Visual layout annotation data:
>> Begin

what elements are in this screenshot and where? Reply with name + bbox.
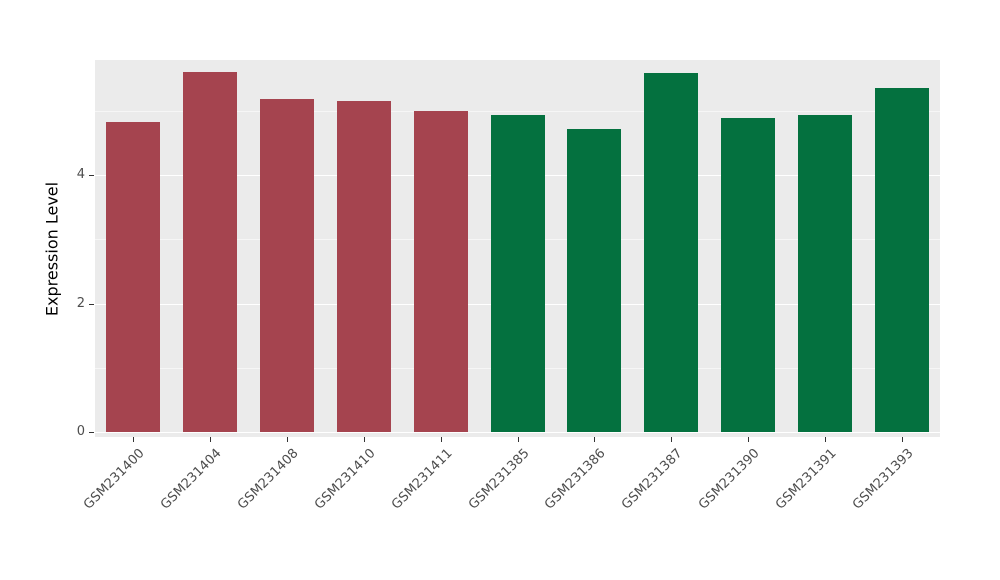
minor-gridline — [95, 110, 940, 112]
bar — [490, 115, 545, 432]
y-tick-mark — [89, 303, 94, 305]
y-tick-mark — [89, 432, 94, 433]
bar — [874, 88, 929, 432]
x-tick-mark — [594, 437, 596, 442]
x-tick-mark — [440, 437, 442, 442]
x-tick-mark — [747, 437, 749, 442]
bar — [720, 117, 775, 432]
x-tick-mark — [671, 437, 673, 442]
bar — [260, 99, 315, 432]
x-tick-mark — [517, 437, 519, 442]
bar — [797, 115, 852, 432]
x-tick-mark — [363, 437, 365, 442]
y-tick-label: 0 — [76, 424, 85, 439]
bar — [106, 121, 161, 432]
y-tick-mark — [89, 175, 94, 176]
y-tick-label: 2 — [76, 295, 85, 311]
major-gridline — [95, 432, 940, 433]
bar — [413, 110, 468, 432]
bar — [336, 101, 391, 432]
bar — [644, 72, 699, 432]
x-tick-mark — [133, 437, 135, 442]
x-tick-mark — [824, 437, 826, 442]
x-tick-mark — [210, 437, 212, 442]
y-axis-label: Expression Level — [42, 181, 62, 317]
x-tick-mark — [287, 437, 289, 442]
x-tick-mark — [901, 437, 903, 442]
bar — [183, 72, 238, 432]
y-tick-label: 4 — [76, 167, 85, 182]
bar — [567, 128, 622, 432]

>> End

TO DO: Put everything from the line that contains "minor-gridline — [95, 110, 940, 112]" down to the line that contains "x-tick-mark — [287, 437, 289, 442]", both included, into a numbered list, leaving out any blank lines.

EXERCISE SOLUTION:
1. minor-gridline — [95, 110, 940, 112]
2. bar — [490, 115, 545, 432]
3. y-tick-mark — [89, 303, 94, 305]
4. y-tick-mark — [89, 432, 94, 433]
5. bar — [874, 88, 929, 432]
6. x-tick-mark — [594, 437, 596, 442]
7. x-tick-mark — [440, 437, 442, 442]
8. x-tick-mark — [747, 437, 749, 442]
9. bar — [720, 117, 775, 432]
10. x-tick-mark — [671, 437, 673, 442]
11. bar — [260, 99, 315, 432]
12. x-tick-mark — [517, 437, 519, 442]
13. bar — [797, 115, 852, 432]
14. x-tick-mark — [363, 437, 365, 442]
15. y-tick-label: 0 — [76, 424, 85, 439]
16. bar — [106, 121, 161, 432]
17. y-tick-mark — [89, 175, 94, 176]
18. y-tick-label: 2 — [76, 295, 85, 311]
19. major-gridline — [95, 432, 940, 433]
20. bar — [413, 110, 468, 432]
21. bar — [336, 101, 391, 432]
22. bar — [644, 72, 699, 432]
23. x-tick-mark — [133, 437, 135, 442]
24. x-tick-mark — [824, 437, 826, 442]
25. x-tick-mark — [210, 437, 212, 442]
26. y-axis-label: Expression Level — [42, 181, 62, 317]
27. x-tick-mark — [287, 437, 289, 442]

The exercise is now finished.